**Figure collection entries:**
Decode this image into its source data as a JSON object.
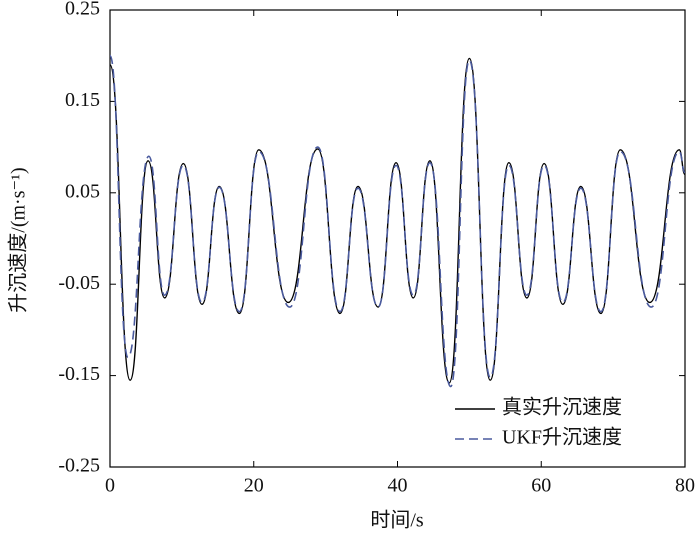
{
  "chart_data": {
    "type": "line",
    "xlabel": "时间/s",
    "ylabel": "升沉速度/(m·s⁻¹)",
    "xlim": [
      0,
      80
    ],
    "ylim": [
      -0.25,
      0.25
    ],
    "xticks": [
      0,
      20,
      40,
      60,
      80
    ],
    "yticks": [
      0.25,
      0.15,
      0.05,
      -0.05,
      -0.15,
      -0.25
    ],
    "legend": "lower right",
    "series": [
      {
        "name": "真实升沉速度",
        "color": "#000000",
        "dash": false,
        "x": [
          0,
          2.8,
          5.3,
          7.6,
          10.2,
          12.8,
          15.2,
          18.0,
          20.7,
          24.8,
          28.9,
          32.0,
          34.5,
          37.3,
          39.8,
          42.2,
          44.5,
          47.2,
          50.0,
          52.9,
          55.5,
          58.0,
          60.4,
          63.0,
          65.5,
          68.3,
          71.0,
          75.1,
          79.2,
          80
        ],
        "values": [
          0.19,
          -0.155,
          0.085,
          -0.065,
          0.082,
          -0.072,
          0.057,
          -0.082,
          0.097,
          -0.07,
          0.098,
          -0.082,
          0.057,
          -0.075,
          0.083,
          -0.065,
          0.085,
          -0.158,
          0.197,
          -0.155,
          0.083,
          -0.065,
          0.082,
          -0.072,
          0.057,
          -0.082,
          0.097,
          -0.07,
          0.097,
          0.07
        ]
      },
      {
        "name": "UKF升沉速度",
        "color": "#4a5a9e",
        "dash": true,
        "x": [
          0,
          2.5,
          5.4,
          7.6,
          10.2,
          12.8,
          15.2,
          18.0,
          20.7,
          25.0,
          28.9,
          32.0,
          34.5,
          37.3,
          39.8,
          42.2,
          44.5,
          47.4,
          50.0,
          52.9,
          55.5,
          58.0,
          60.4,
          63.0,
          65.5,
          68.3,
          71.0,
          75.3,
          79.2,
          80
        ],
        "values": [
          0.2,
          -0.13,
          0.09,
          -0.062,
          0.08,
          -0.07,
          0.056,
          -0.08,
          0.095,
          -0.075,
          0.1,
          -0.08,
          0.055,
          -0.075,
          0.08,
          -0.062,
          0.083,
          -0.162,
          0.195,
          -0.152,
          0.08,
          -0.062,
          0.08,
          -0.07,
          0.055,
          -0.08,
          0.095,
          -0.075,
          0.095,
          0.072
        ]
      }
    ]
  }
}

**TASK DESCRIPTION:**
Without including any pictures, print each record exactly.

**TASK ANSWER:**
Decode this image into its source data as a JSON object.
{
  "chart_data": {
    "type": "line",
    "xlabel": "时间/s",
    "ylabel": "升沉速度/(m·s⁻¹)",
    "xlim": [
      0,
      80
    ],
    "ylim": [
      -0.25,
      0.25
    ],
    "xticks": [
      0,
      20,
      40,
      60,
      80
    ],
    "yticks": [
      0.25,
      0.15,
      0.05,
      -0.05,
      -0.15,
      -0.25
    ],
    "legend": "lower right",
    "series": [
      {
        "name": "真实升沉速度",
        "color": "#000000",
        "dash": false,
        "x": [
          0,
          2.8,
          5.3,
          7.6,
          10.2,
          12.8,
          15.2,
          18.0,
          20.7,
          24.8,
          28.9,
          32.0,
          34.5,
          37.3,
          39.8,
          42.2,
          44.5,
          47.2,
          50.0,
          52.9,
          55.5,
          58.0,
          60.4,
          63.0,
          65.5,
          68.3,
          71.0,
          75.1,
          79.2,
          80
        ],
        "values": [
          0.19,
          -0.155,
          0.085,
          -0.065,
          0.082,
          -0.072,
          0.057,
          -0.082,
          0.097,
          -0.07,
          0.098,
          -0.082,
          0.057,
          -0.075,
          0.083,
          -0.065,
          0.085,
          -0.158,
          0.197,
          -0.155,
          0.083,
          -0.065,
          0.082,
          -0.072,
          0.057,
          -0.082,
          0.097,
          -0.07,
          0.097,
          0.07
        ]
      },
      {
        "name": "UKF升沉速度",
        "color": "#4a5a9e",
        "dash": true,
        "x": [
          0,
          2.5,
          5.4,
          7.6,
          10.2,
          12.8,
          15.2,
          18.0,
          20.7,
          25.0,
          28.9,
          32.0,
          34.5,
          37.3,
          39.8,
          42.2,
          44.5,
          47.4,
          50.0,
          52.9,
          55.5,
          58.0,
          60.4,
          63.0,
          65.5,
          68.3,
          71.0,
          75.3,
          79.2,
          80
        ],
        "values": [
          0.2,
          -0.13,
          0.09,
          -0.062,
          0.08,
          -0.07,
          0.056,
          -0.08,
          0.095,
          -0.075,
          0.1,
          -0.08,
          0.055,
          -0.075,
          0.08,
          -0.062,
          0.083,
          -0.162,
          0.195,
          -0.152,
          0.08,
          -0.062,
          0.08,
          -0.07,
          0.055,
          -0.08,
          0.095,
          -0.075,
          0.095,
          0.072
        ]
      }
    ]
  }
}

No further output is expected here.